++++ DATASET ENTRIES

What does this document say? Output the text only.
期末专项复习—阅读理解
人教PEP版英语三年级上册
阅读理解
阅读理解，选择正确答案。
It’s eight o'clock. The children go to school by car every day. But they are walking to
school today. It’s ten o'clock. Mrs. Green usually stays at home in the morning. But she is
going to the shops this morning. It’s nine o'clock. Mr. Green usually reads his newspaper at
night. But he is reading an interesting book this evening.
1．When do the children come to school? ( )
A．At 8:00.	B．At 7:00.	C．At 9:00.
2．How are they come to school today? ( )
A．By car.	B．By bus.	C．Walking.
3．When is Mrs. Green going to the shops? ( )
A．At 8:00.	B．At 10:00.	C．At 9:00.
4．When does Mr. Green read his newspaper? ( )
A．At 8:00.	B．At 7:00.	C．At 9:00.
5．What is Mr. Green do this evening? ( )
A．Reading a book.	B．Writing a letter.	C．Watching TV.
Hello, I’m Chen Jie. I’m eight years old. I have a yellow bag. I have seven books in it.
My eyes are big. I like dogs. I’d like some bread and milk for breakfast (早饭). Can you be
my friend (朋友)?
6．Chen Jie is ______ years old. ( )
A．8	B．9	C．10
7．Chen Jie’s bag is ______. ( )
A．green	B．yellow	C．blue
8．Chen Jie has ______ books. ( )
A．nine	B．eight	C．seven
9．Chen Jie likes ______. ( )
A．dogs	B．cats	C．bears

++++++++

● **INSTRUCTIONS TO FOLLOW**: All of the material above needs to be retyped word for word.

● **THE RESPONSE**:
What does this document say? Output the text only.
期末专项复习—阅读理解
人教PEP版英语三年级上册
阅读理解
阅读理解，选择正确答案。
It’s eight o'clock. The children go to school by car every day. But they are walking to
school today. It’s ten o'clock. Mrs. Green usually stays at home in the morning. But she is
going to the shops this morning. It’s nine o'clock. Mr. Green usually reads his newspaper at
night. But he is reading an interesting book this evening.
1．When do the children come to school? ( )
A．At 8:00.	B．At 7:00.	C．At 9:00.
2．How are they come to school today? ( )
A．By car.	B．By bus.	C．Walking.
3．When is Mrs. Green going to the shops? ( )
A．At 8:00.	B．At 10:00.	C．At 9:00.
4．When does Mr. Green read his newspaper? ( )
A．At 8:00.	B．At 7:00.	C．At 9:00.
5．What is Mr. Green do this evening? ( )
A．Reading a book.	B．Writing a letter.	C．Watching TV.
Hello, I’m Chen Jie. I’m eight years old. I have a yellow bag. I have seven books in it.
My eyes are big. I like dogs. I’d like some bread and milk for breakfast (早饭). Can you be
my friend (朋友)?
6．Chen Jie is ______ years old. ( )
A．8	B．9	C．10
7．Chen Jie’s bag is ______. ( )
A．green	B．yellow	C．blue
8．Chen Jie has ______ books. ( )
A．nine	B．eight	C．seven
9．Chen Jie likes ______. ( )
A．dogs	B．cats	C．bears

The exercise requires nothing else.